▸ TEXT
• • • • •

2

I engaged in the following git session noted below. As you see, when I returned to the HEAD of the master branch, git reported that the file y.y was deleted. This was confirmed with ls. But then when I checked out earlier commits and returned to master the file reappeared.

I'm a total beginner with git but I cannot for the life of me understand why git checkout master would give two different results when separated only by read-only commands.

rwilson@855:~/ht$ git log --oneline
f065234 add y.y
04a7340 2nd commit
b6ca522 init commit
rwilson@855:~/ht$ git checkout master
D   y.y
Switched to branch 'master'
rwilson@855:~/ht$ ls
x.x  x.y
rwilson@855:~/ht$ git checkout HEAD~1
Note: checking out 'HEAD~1'.

You are in 'detached HEAD' state. You can look around, make experimental
changes and commit them, and you can discard any commits you make in this
state without impacting any branches by performing another checkout.

If you want to create a new branch to retain commits you create, you may
do so (now or later) by using -b with the checkout command again. Example:

  git checkout -b new_branch_name

HEAD is now at 04a7340... 2nd commit
rwilson@855:~/ht$ ls
x.x  x.y
rwilson@855:~/ht$ git checkout HEAD~1
Previous HEAD position was 04a7340... 2nd commit
HEAD is now at b6ca522... init commit
rwilson@855:~/ht$ ls
x.x
rwilson@855:~/ht$ git checkout master
Previous HEAD position was b6ca522... init commit
Switched to branch 'master'
rwilson@855:~/ht$ ls
x.x  x.y  y.y
Fixee
  • 1,581
  • 2
  • 15
  • 25

2 Answers2

2

I'm guessing a bit, but initially I believe you were in "detached HEAD" mode on commit f065234, which is the commit to which the branch name master points. Thus git log --oneline showed you that commit and its two ancestors.

For whatever reason, while on that commit, you (or something you did) deleted file y.y.

First, let's get into that state.

$ cd /tmp; mkdir repo; cd repo
$ git init
Initialized empty Git repository in /tmp/repo/.git/
$ echo 'first file x.x' > x.x
$ git add x.x
$ git commit -m 'init commit'
[master (root-commit) 63ddf00] init commit
 1 file changed, 1 insertion(+)

• • • • •

▸ RAW DATA
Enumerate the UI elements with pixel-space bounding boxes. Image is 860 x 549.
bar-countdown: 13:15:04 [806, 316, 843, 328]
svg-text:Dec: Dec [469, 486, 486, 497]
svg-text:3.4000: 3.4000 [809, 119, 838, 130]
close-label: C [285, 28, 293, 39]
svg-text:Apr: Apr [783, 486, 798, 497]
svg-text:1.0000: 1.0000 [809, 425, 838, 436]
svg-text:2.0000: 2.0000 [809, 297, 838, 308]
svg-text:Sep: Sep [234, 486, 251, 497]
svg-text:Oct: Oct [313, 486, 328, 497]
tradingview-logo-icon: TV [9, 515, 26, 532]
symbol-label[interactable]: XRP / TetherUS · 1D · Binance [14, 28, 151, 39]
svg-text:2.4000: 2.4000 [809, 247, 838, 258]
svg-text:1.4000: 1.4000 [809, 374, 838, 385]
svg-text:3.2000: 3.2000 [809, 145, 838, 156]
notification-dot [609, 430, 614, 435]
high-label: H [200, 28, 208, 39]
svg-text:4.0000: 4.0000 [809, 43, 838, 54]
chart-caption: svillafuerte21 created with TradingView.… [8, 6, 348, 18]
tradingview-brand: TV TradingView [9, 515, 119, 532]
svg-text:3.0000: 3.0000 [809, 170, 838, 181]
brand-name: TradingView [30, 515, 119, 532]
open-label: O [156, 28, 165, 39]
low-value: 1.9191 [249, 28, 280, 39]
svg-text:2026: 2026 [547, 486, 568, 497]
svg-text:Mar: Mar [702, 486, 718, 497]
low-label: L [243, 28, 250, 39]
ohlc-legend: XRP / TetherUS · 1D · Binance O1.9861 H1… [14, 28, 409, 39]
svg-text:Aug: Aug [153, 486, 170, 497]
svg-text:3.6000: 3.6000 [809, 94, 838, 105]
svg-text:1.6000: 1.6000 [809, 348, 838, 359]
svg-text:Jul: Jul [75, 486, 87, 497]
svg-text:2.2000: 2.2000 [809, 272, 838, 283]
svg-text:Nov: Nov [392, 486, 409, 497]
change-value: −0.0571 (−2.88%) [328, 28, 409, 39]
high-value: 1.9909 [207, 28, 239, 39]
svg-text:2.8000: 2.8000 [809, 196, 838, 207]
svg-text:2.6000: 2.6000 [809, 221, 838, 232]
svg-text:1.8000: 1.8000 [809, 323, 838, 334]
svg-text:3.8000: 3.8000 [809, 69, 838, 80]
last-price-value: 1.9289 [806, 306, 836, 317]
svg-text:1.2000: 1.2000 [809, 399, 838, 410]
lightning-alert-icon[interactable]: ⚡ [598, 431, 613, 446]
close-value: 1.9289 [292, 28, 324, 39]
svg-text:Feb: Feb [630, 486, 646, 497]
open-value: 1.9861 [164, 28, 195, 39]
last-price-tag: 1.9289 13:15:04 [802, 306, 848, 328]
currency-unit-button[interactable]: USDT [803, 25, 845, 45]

• • • • •

▸ REQUIREMENT 1
Using the git thread, decide whether each statement agrees with it. Answer yes or no for each, and quote the words that settle it.
(a) Right after the first git checkout master, ls showed the file y.y.
(b) The commit b6ca522 carries the message "init commit".
(c) The answer states with certainty that the asker started in "detached HEAD" mode on commit f065234.
▸ REQUIREMENT 2
Write what comes next in the git thread, starting after its last line.

▸ RESULT 1
(a) No. "git reported that the file y.y was deleted. This was confirmed with ls."
(b) Yes. "b6ca522 init commit"
(c) No. "I'm guessing a bit, but initially I believe you were in "detached HEAD" mode on commit f065234"

▸ RESULT 2
 create mode 100644 x.x
$ echo 'second file x.y' > x.y
$ git add x.y
$ git commit -m '2nd commit'
[master 62cb693] 2nd commit
 1 file changed, 1 insertion(+)
 create mode 100644 x.y
$ echo 'third file y.y' > y.y
$ git add y.y
$ git commit -m 'add y.y'
[master b4c61d1] add y.y
 1 file changed, 1 insertion(+)
 create mode 100644 y.y
$ 

Now we just need to "detach HEAD":

$ git checkout --detach master
Note: checking out 'master'.

You are in 'detached HEAD' state. You can look around, make experimental
changes and commit them, and you can discard any commits you make in this
state without impacting any branches by performing another checkout.

If you want to create a new branch to retain commits you create, you may
do so (now or later) by using -b with the checkout command again. Example:

  git checkout -b new_branch_name

HEAD is now at b4c61d1... add y.y
$ 

Next, we remove y.y, and ask git to switch to branch master. We'll see the D state for file y.y, just as you did:

$ rm y.y
$ git checkout master
D   y.y
Switched to branch 'master'
$ 

The reason I did the "detach HEAD" step above was that if I had not, I would get slightly different output. I can show you that now by just repeating the git checkout master command:

$ git checkout master
D   y.y
Already on 'master'
$ 

In both cases, though, the thing here is that git is already at the commit you're asking for. It therefore does not have to touch the work directory at all—so it doesn't.

But something else did! In fact, it was my rm y.y command. I removed the file. Git can see that the file is missing, so it announces this with the D line.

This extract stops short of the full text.